Your objective:
Review the material line by line. Identify and copy every line that contains the string "interesting".

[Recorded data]

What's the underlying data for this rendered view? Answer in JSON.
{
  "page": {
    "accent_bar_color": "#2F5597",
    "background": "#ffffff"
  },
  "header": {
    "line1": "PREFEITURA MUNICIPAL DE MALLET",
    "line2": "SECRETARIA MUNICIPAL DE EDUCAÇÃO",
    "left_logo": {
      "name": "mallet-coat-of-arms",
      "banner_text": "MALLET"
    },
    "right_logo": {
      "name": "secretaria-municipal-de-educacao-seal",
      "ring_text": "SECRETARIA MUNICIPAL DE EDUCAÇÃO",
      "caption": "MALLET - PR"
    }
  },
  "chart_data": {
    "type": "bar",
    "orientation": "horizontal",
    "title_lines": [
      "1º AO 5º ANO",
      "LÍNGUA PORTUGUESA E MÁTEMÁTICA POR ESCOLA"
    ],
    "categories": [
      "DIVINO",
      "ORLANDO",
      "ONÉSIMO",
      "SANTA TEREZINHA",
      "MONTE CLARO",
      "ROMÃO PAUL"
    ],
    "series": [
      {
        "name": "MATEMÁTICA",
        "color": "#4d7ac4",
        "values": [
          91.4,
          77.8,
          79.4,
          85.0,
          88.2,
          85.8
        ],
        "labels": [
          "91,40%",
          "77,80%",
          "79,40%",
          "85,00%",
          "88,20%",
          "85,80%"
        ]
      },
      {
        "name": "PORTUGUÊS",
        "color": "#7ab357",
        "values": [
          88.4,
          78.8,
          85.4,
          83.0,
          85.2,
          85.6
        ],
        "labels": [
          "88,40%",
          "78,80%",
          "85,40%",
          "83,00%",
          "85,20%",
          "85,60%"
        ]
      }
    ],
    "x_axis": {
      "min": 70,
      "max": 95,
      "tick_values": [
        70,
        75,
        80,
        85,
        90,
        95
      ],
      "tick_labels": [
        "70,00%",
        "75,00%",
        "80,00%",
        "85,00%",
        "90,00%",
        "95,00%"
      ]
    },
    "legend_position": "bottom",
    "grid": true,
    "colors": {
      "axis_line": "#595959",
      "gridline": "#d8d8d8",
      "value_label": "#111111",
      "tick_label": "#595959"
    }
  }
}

==

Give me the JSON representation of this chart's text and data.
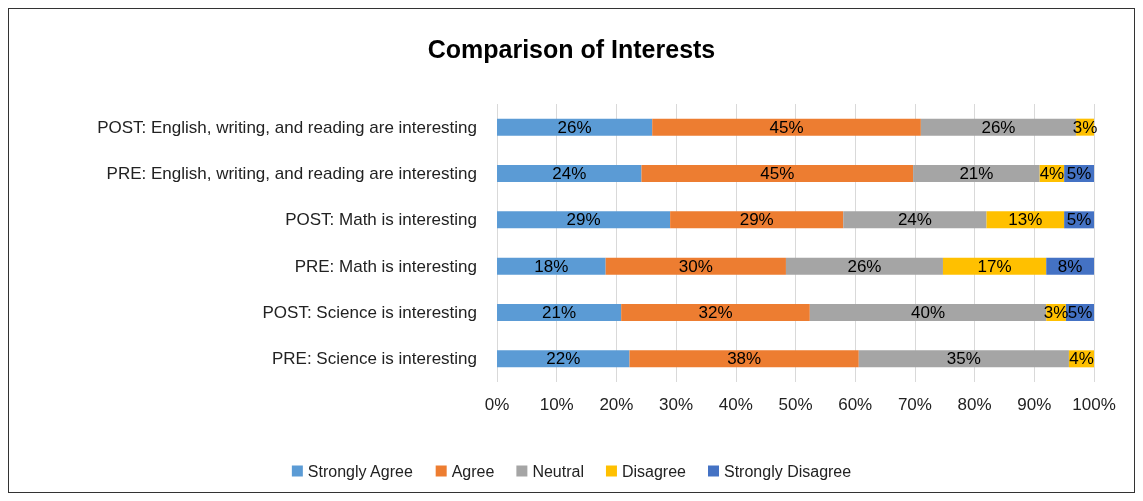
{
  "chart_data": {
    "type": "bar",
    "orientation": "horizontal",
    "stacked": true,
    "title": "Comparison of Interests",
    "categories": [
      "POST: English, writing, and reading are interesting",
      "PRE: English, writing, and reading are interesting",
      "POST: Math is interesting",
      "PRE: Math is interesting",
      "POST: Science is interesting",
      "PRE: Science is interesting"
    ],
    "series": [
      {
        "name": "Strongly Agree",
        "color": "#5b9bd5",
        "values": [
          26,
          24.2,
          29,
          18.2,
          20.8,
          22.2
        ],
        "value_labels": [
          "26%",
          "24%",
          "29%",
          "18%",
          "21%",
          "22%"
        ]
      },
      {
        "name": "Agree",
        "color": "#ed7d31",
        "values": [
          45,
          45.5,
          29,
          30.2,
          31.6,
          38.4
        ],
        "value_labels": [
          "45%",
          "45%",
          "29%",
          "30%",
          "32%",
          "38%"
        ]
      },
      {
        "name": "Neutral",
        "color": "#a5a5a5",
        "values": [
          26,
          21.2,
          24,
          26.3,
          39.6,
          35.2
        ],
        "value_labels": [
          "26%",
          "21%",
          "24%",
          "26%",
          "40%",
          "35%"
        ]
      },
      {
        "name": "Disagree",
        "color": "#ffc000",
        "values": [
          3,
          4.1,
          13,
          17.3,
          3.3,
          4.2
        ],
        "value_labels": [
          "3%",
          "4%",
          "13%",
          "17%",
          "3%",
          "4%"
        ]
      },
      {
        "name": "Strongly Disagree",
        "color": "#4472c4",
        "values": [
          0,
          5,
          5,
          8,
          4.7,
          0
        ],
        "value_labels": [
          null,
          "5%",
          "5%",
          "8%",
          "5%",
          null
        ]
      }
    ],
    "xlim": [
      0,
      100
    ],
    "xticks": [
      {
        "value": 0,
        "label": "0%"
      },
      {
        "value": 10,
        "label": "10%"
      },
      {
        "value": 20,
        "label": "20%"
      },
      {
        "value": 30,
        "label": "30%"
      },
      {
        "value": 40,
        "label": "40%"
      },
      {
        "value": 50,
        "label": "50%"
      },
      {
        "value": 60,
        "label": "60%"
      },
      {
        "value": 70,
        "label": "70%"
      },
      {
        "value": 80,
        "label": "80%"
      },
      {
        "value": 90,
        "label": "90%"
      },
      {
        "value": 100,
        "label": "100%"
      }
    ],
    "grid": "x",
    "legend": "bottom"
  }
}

Problem solution:
      "POST: English, writing, and reading are interesting",
      "PRE: English, writing, and reading are interesting",
      "POST: Math is interesting",
      "PRE: Math is interesting",
      "POST: Science is interesting",
      "PRE: Science is interesting"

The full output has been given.